■ Requirement
Pictures stay out of the copy; restate everything else in the material exactly.
= = = = = = =
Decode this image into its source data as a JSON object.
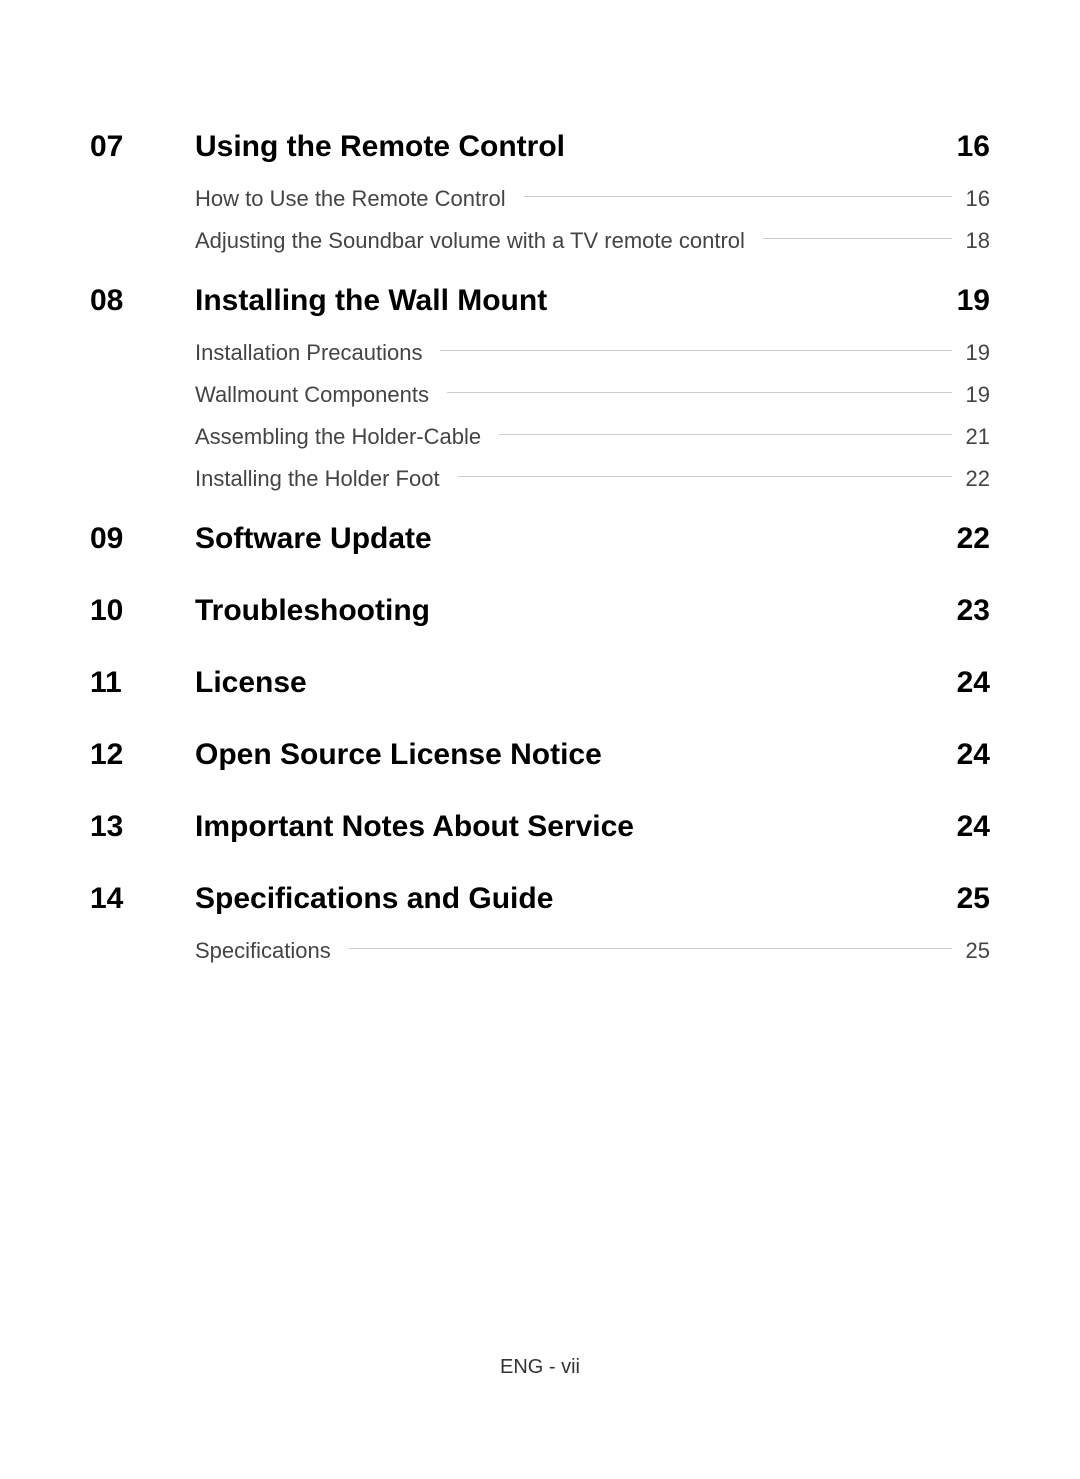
{
  "toc": [
    {
      "number": "07",
      "title": "Using the Remote Control",
      "page": "16",
      "subs": [
        {
          "title": "How to Use the Remote Control",
          "page": "16"
        },
        {
          "title": "Adjusting the Soundbar volume with a TV remote control",
          "page": "18"
        }
      ]
    },
    {
      "number": "08",
      "title": "Installing the Wall Mount",
      "page": "19",
      "subs": [
        {
          "title": "Installation Precautions",
          "page": "19"
        },
        {
          "title": "Wallmount Components",
          "page": "19"
        },
        {
          "title": "Assembling the Holder-Cable",
          "page": "21"
        },
        {
          "title": "Installing the Holder Foot",
          "page": "22"
        }
      ]
    },
    {
      "number": "09",
      "title": "Software Update",
      "page": "22",
      "subs": []
    },
    {
      "number": "10",
      "title": "Troubleshooting",
      "page": "23",
      "subs": []
    },
    {
      "number": "11",
      "title": "License",
      "page": "24",
      "subs": []
    },
    {
      "number": "12",
      "title": "Open Source License Notice",
      "page": "24",
      "subs": []
    },
    {
      "number": "13",
      "title": "Important Notes About Service",
      "page": "24",
      "subs": []
    },
    {
      "number": "14",
      "title": "Specifications and Guide",
      "page": "25",
      "subs": [
        {
          "title": "Specifications",
          "page": "25"
        }
      ]
    }
  ],
  "footer": "ENG - vii"
}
= = = = = = =
■ Response
Decode this image into its source data as a JSON object.
{
  "toc": [
    {
      "number": "07",
      "title": "Using the Remote Control",
      "page": "16",
      "subs": [
        {
          "title": "How to Use the Remote Control",
          "page": "16"
        },
        {
          "title": "Adjusting the Soundbar volume with a TV remote control",
          "page": "18"
        }
      ]
    },
    {
      "number": "08",
      "title": "Installing the Wall Mount",
      "page": "19",
      "subs": [
        {
          "title": "Installation Precautions",
          "page": "19"
        },
        {
          "title": "Wallmount Components",
          "page": "19"
        },
        {
          "title": "Assembling the Holder-Cable",
          "page": "21"
        },
        {
          "title": "Installing the Holder Foot",
          "page": "22"
        }
      ]
    },
    {
      "number": "09",
      "title": "Software Update",
      "page": "22",
      "subs": []
    },
    {
      "number": "10",
      "title": "Troubleshooting",
      "page": "23",
      "subs": []
    },
    {
      "number": "11",
      "title": "License",
      "page": "24",
      "subs": []
    },
    {
      "number": "12",
      "title": "Open Source License Notice",
      "page": "24",
      "subs": []
    },
    {
      "number": "13",
      "title": "Important Notes About Service",
      "page": "24",
      "subs": []
    },
    {
      "number": "14",
      "title": "Specifications and Guide",
      "page": "25",
      "subs": [
        {
          "title": "Specifications",
          "page": "25"
        }
      ]
    }
  ],
  "footer": "ENG - vii"
}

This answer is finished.